_Goal_
The records below must be duplicated exactly, character for character.

_Data in this exercise_
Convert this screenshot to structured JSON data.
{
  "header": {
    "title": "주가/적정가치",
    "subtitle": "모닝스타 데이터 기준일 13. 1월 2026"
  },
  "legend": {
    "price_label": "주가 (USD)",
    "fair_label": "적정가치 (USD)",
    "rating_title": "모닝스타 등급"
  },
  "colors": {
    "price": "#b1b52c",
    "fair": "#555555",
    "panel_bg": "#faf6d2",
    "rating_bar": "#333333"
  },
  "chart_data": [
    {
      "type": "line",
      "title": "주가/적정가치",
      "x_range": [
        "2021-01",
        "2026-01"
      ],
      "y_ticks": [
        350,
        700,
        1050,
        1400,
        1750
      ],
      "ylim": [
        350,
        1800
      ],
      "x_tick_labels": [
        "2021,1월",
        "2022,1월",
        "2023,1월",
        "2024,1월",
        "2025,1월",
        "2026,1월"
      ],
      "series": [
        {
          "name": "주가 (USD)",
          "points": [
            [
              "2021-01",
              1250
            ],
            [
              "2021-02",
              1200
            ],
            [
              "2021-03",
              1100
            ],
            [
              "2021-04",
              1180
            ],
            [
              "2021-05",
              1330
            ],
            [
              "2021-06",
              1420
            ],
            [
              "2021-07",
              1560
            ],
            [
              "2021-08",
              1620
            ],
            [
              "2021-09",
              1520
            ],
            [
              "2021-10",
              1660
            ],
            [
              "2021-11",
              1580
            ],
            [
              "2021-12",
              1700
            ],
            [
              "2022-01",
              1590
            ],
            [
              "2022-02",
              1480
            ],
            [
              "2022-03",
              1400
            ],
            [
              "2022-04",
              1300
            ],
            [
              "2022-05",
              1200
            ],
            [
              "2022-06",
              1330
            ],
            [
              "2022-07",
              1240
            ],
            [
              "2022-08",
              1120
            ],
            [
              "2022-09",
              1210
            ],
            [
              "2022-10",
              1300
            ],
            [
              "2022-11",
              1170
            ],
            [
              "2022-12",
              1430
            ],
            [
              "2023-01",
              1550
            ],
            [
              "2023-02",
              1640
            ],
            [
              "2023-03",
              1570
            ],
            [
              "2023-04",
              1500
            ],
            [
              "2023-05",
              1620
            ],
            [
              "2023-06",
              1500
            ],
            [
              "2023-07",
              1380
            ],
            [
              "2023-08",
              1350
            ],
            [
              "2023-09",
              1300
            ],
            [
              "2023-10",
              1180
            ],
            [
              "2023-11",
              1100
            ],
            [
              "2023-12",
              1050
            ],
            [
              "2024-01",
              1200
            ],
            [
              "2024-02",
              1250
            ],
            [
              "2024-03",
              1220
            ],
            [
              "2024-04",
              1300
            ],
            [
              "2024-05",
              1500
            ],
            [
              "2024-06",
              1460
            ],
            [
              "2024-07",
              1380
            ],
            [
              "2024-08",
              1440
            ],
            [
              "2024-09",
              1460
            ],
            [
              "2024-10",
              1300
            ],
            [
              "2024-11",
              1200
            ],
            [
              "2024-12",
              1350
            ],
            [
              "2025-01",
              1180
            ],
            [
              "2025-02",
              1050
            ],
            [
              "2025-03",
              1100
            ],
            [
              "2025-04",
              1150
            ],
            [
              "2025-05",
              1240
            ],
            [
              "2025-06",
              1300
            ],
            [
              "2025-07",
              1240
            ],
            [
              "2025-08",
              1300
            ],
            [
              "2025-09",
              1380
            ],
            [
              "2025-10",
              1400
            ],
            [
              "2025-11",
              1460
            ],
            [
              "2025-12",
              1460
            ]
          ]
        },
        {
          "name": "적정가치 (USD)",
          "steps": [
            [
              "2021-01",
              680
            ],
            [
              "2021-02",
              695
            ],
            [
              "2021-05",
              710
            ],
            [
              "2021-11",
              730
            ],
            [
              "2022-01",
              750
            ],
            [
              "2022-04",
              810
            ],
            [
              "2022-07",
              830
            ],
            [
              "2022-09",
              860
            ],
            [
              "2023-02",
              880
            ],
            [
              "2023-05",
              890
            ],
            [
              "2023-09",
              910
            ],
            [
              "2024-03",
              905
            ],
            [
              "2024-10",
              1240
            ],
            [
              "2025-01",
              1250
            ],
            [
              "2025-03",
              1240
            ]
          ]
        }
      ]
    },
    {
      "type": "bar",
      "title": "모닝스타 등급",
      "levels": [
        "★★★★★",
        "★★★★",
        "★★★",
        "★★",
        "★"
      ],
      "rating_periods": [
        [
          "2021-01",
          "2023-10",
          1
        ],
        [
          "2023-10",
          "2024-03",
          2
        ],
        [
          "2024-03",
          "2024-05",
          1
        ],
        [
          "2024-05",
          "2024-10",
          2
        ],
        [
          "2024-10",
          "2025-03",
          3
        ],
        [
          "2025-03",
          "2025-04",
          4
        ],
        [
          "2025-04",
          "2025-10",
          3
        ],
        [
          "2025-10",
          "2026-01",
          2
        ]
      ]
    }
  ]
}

_Result_
Convert this screenshot to structured JSON data.
{
  "header": {
    "title": "주가/적정가치",
    "subtitle": "모닝스타 데이터 기준일 13. 1월 2026"
  },
  "legend": {
    "price_label": "주가 (USD)",
    "fair_label": "적정가치 (USD)",
    "rating_title": "모닝스타 등급"
  },
  "colors": {
    "price": "#b1b52c",
    "fair": "#555555",
    "panel_bg": "#faf6d2",
    "rating_bar": "#333333"
  },
  "chart_data": [
    {
      "type": "line",
      "title": "주가/적정가치",
      "x_range": [
        "2021-01",
        "2026-01"
      ],
      "y_ticks": [
        350,
        700,
        1050,
        1400,
        1750
      ],
      "ylim": [
        350,
        1800
      ],
      "x_tick_labels": [
        "2021,1월",
        "2022,1월",
        "2023,1월",
        "2024,1월",
        "2025,1월",
        "2026,1월"
      ],
      "series": [
        {
          "name": "주가 (USD)",
          "points": [
            [
              "2021-01",
              1250
            ],
            [
              "2021-02",
              1200
            ],
            [
              "2021-03",
              1100
            ],
            [
              "2021-04",
              1180
            ],
            [
              "2021-05",
              1330
            ],
            [
              "2021-06",
              1420
            ],
            [
              "2021-07",
              1560
            ],
            [
              "2021-08",
              1620
            ],
            [
              "2021-09",
              1520
            ],
            [
              "2021-10",
              1660
            ],
            [
              "2021-11",
              1580
            ],
            [
              "2021-12",
              1700
            ],
            [
              "2022-01",
              1590
            ],
            [
              "2022-02",
              1480
            ],
            [
              "2022-03",
              1400
            ],
            [
              "2022-04",
              1300
            ],
            [
              "2022-05",
              1200
            ],
            [
              "2022-06",
              1330
            ],
            [
              "2022-07",
              1240
            ],
            [
              "2022-08",
              1120
            ],
            [
              "2022-09",
              1210
            ],
            [
              "2022-10",
              1300
            ],
            [
              "2022-11",
              1170
            ],
            [
              "2022-12",
              1430
            ],
            [
              "2023-01",
              1550
            ],
            [
              "2023-02",
              1640
            ],
            [
              "2023-03",
              1570
            ],
            [
              "2023-04",
              1500
            ],
            [
              "2023-05",
              1620
            ],
            [
              "2023-06",
              1500
            ],
            [
              "2023-07",
              1380
            ],
            [
              "2023-08",
              1350
            ],
            [
              "2023-09",
              1300
            ],
            [
              "2023-10",
              1180
            ],
            [
              "2023-11",
              1100
            ],
            [
              "2023-12",
              1050
            ],
            [
              "2024-01",
              1200
            ],
            [
              "2024-02",
              1250
            ],
            [
              "2024-03",
              1220
            ],
            [
              "2024-04",
              1300
            ],
            [
              "2024-05",
              1500
            ],
            [
              "2024-06",
              1460
            ],
            [
              "2024-07",
              1380
            ],
            [
              "2024-08",
              1440
            ],
            [
              "2024-09",
              1460
            ],
            [
              "2024-10",
              1300
            ],
            [
              "2024-11",
              1200
            ],
            [
              "2024-12",
              1350
            ],
            [
              "2025-01",
              1180
            ],
            [
              "2025-02",
              1050
            ],
            [
              "2025-03",
              1100
            ],
            [
              "2025-04",
              1150
            ],
            [
              "2025-05",
              1240
            ],
            [
              "2025-06",
              1300
            ],
            [
              "2025-07",
              1240
            ],
            [
              "2025-08",
              1300
            ],
            [
              "2025-09",
              1380
            ],
            [
              "2025-10",
              1400
            ],
            [
              "2025-11",
              1460
            ],
            [
              "2025-12",
              1460
            ]
          ]
        },
        {
          "name": "적정가치 (USD)",
          "steps": [
            [
              "2021-01",
              680
            ],
            [
              "2021-02",
              695
            ],
            [
              "2021-05",
              710
            ],
            [
              "2021-11",
              730
            ],
            [
              "2022-01",
              750
            ],
            [
              "2022-04",
              810
            ],
            [
              "2022-07",
              830
            ],
            [
              "2022-09",
              860
            ],
            [
              "2023-02",
              880
            ],
            [
              "2023-05",
              890
            ],
            [
              "2023-09",
              910
            ],
            [
              "2024-03",
              905
            ],
            [
              "2024-10",
              1240
            ],
            [
              "2025-01",
              1250
            ],
            [
              "2025-03",
              1240
            ]
          ]
        }
      ]
    },
    {
      "type": "bar",
      "title": "모닝스타 등급",
      "levels": [
        "★★★★★",
        "★★★★",
        "★★★",
        "★★",
        "★"
      ],
      "rating_periods": [
        [
          "2021-01",
          "2023-10",
          1
        ],
        [
          "2023-10",
          "2024-03",
          2
        ],
        [
          "2024-03",
          "2024-05",
          1
        ],
        [
          "2024-05",
          "2024-10",
          2
        ],
        [
          "2024-10",
          "2025-03",
          3
        ],
        [
          "2025-03",
          "2025-04",
          4
        ],
        [
          "2025-04",
          "2025-10",
          3
        ],
        [
          "2025-10",
          "2026-01",
          2
        ]
      ]
    }
  ]
}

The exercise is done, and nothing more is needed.